» **Short problem**: Without the images, write out the whole listing exactly.

» **Records shown**:
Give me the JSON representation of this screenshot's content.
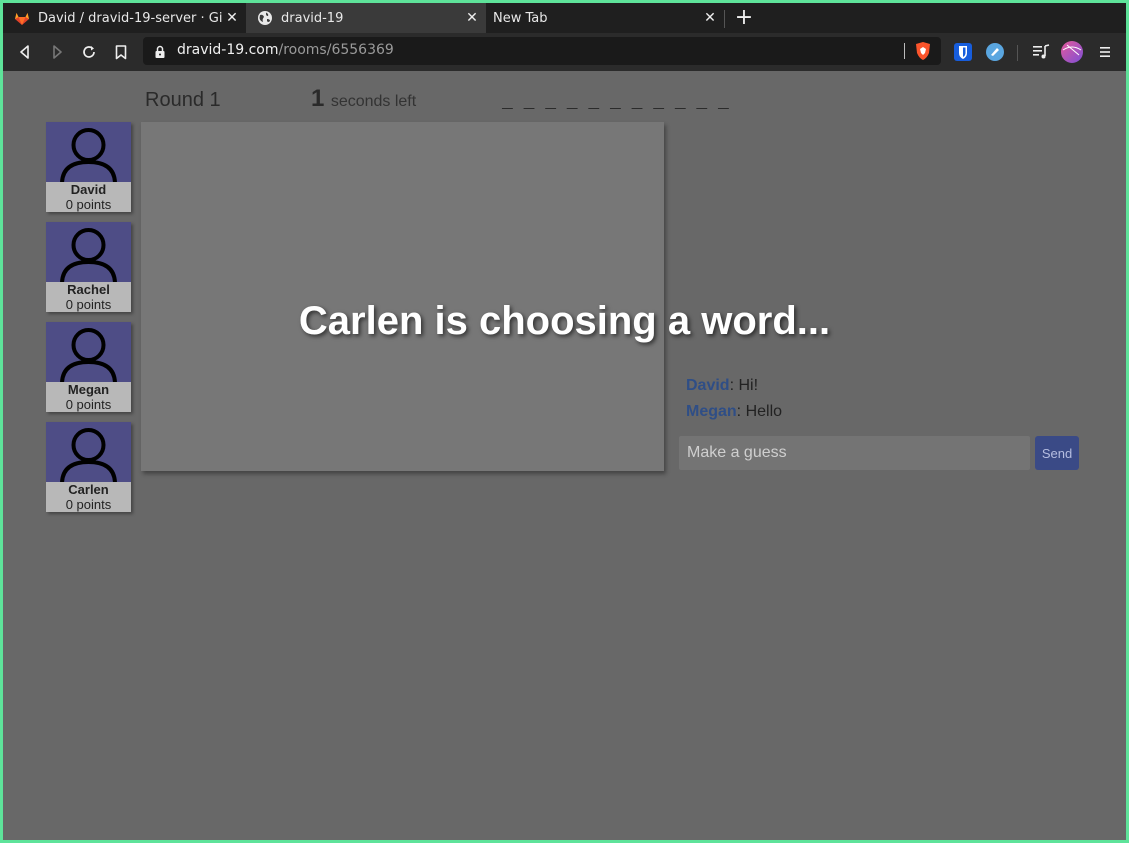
{
  "tabs": [
    {
      "title": "David / dravid-19-server · GitLab",
      "icon": "gitlab-icon",
      "active": false
    },
    {
      "title": "dravid-19",
      "icon": "globe-icon",
      "active": true
    },
    {
      "title": "New Tab",
      "icon": "",
      "active": false
    }
  ],
  "urlbar": {
    "domain": "dravid-19.com",
    "path": "/rooms/6556369"
  },
  "game": {
    "round_label": "Round 1",
    "timer_value": "1",
    "timer_suffix": "seconds left",
    "word_blanks": "_ _ _ _ _ _ _ _ _ _ _",
    "overlay_message": "Carlen is choosing a word..."
  },
  "players": [
    {
      "name": "David",
      "points": "0 points"
    },
    {
      "name": "Rachel",
      "points": "0 points"
    },
    {
      "name": "Megan",
      "points": "0 points"
    },
    {
      "name": "Carlen",
      "points": "0 points"
    }
  ],
  "chat": [
    {
      "author": "David",
      "text": ": Hi!"
    },
    {
      "author": "Megan",
      "text": ": Hello"
    }
  ],
  "guess": {
    "placeholder": "Make a guess",
    "send_label": "Send"
  },
  "colors": {
    "accent_green": "#5ee39a",
    "avatar_bg": "#4e4d86",
    "send_bg": "#3a4a86",
    "chat_author": "#2f4e86"
  }
}
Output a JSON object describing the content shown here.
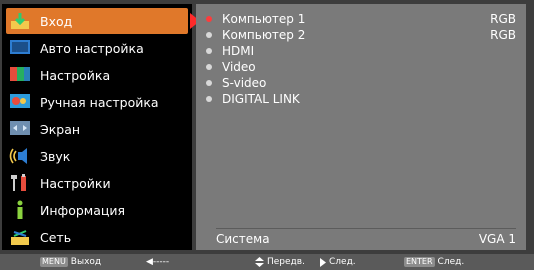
{
  "sidebar": {
    "items": [
      {
        "label": "Вход",
        "icon": "input-icon",
        "selected": true
      },
      {
        "label": "Авто настройка",
        "icon": "auto-setup-icon"
      },
      {
        "label": "Настройка",
        "icon": "image-adjust-icon"
      },
      {
        "label": "Ручная настройка",
        "icon": "manual-setup-icon"
      },
      {
        "label": "Экран",
        "icon": "screen-icon"
      },
      {
        "label": "Звук",
        "icon": "sound-icon"
      },
      {
        "label": "Настройки",
        "icon": "settings-icon"
      },
      {
        "label": "Информация",
        "icon": "information-icon"
      },
      {
        "label": "Сеть",
        "icon": "network-icon"
      }
    ]
  },
  "content": {
    "sources": [
      {
        "name": "Компьютер 1",
        "value": "RGB",
        "active": true
      },
      {
        "name": "Компьютер 2",
        "value": "RGB"
      },
      {
        "name": "HDMI",
        "value": ""
      },
      {
        "name": "Video",
        "value": ""
      },
      {
        "name": "S-video",
        "value": ""
      },
      {
        "name": "DIGITAL LINK",
        "value": ""
      }
    ],
    "system": {
      "label": "Система",
      "value": "VGA 1"
    }
  },
  "footer": {
    "menu_key": "MENU",
    "exit": "Выход",
    "back_arrow": "◀-----",
    "move": "Передв.",
    "next": "След.",
    "enter_key": "ENTER",
    "enter_next": "След."
  },
  "colors": {
    "selected": "#e0782a",
    "active_bullet": "#ff3b3b",
    "content_bg": "#7a7a7a",
    "sidebar_bg": "#000000"
  }
}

» **Answer for the task**:
Give me the JSON representation of this screenshot's content.
{
  "tabs": [
    {
      "title": "David / dravid-19-server · GitLab",
      "icon": "gitlab-icon",
      "active": false
    },
    {
      "title": "dravid-19",
      "icon": "globe-icon",
      "active": true
    },
    {
      "title": "New Tab",
      "icon": "",
      "active": false
    }
  ],
  "urlbar": {
    "domain": "dravid-19.com",
    "path": "/rooms/6556369"
  },
  "game": {
    "round_label": "Round 1",
    "timer_value": "1",
    "timer_suffix": "seconds left",
    "word_blanks": "_ _ _ _ _ _ _ _ _ _ _",
    "overlay_message": "Carlen is choosing a word..."
  },
  "players": [
    {
      "name": "David",
      "points": "0 points"
    },
    {
      "name": "Rachel",
      "points": "0 points"
    },
    {
      "name": "Megan",
      "points": "0 points"
    },
    {
      "name": "Carlen",
      "points": "0 points"
    }
  ],
  "chat": [
    {
      "author": "David",
      "text": ": Hi!"
    },
    {
      "author": "Megan",
      "text": ": Hello"
    }
  ],
  "guess": {
    "placeholder": "Make a guess",
    "send_label": "Send"
  },
  "colors": {
    "accent_green": "#5ee39a",
    "avatar_bg": "#4e4d86",
    "send_bg": "#3a4a86",
    "chat_author": "#2f4e86"
  }
}
Output a JSON object describing the content shown here.
{
  "sidebar": {
    "items": [
      {
        "label": "Вход",
        "icon": "input-icon",
        "selected": true
      },
      {
        "label": "Авто настройка",
        "icon": "auto-setup-icon"
      },
      {
        "label": "Настройка",
        "icon": "image-adjust-icon"
      },
      {
        "label": "Ручная настройка",
        "icon": "manual-setup-icon"
      },
      {
        "label": "Экран",
        "icon": "screen-icon"
      },
      {
        "label": "Звук",
        "icon": "sound-icon"
      },
      {
        "label": "Настройки",
        "icon": "settings-icon"
      },
      {
        "label": "Информация",
        "icon": "information-icon"
      },
      {
        "label": "Сеть",
        "icon": "network-icon"
      }
    ]
  },
  "content": {
    "sources": [
      {
        "name": "Компьютер 1",
        "value": "RGB",
        "active": true
      },
      {
        "name": "Компьютер 2",
        "value": "RGB"
      },
      {
        "name": "HDMI",
        "value": ""
      },
      {
        "name": "Video",
        "value": ""
      },
      {
        "name": "S-video",
        "value": ""
      },
      {
        "name": "DIGITAL LINK",
        "value": ""
      }
    ],
    "system": {
      "label": "Система",
      "value": "VGA 1"
    }
  },
  "footer": {
    "menu_key": "MENU",
    "exit": "Выход",
    "back_arrow": "◀-----",
    "move": "Передв.",
    "next": "След.",
    "enter_key": "ENTER",
    "enter_next": "След."
  },
  "colors": {
    "selected": "#e0782a",
    "active_bullet": "#ff3b3b",
    "content_bg": "#7a7a7a",
    "sidebar_bg": "#000000"
  }
}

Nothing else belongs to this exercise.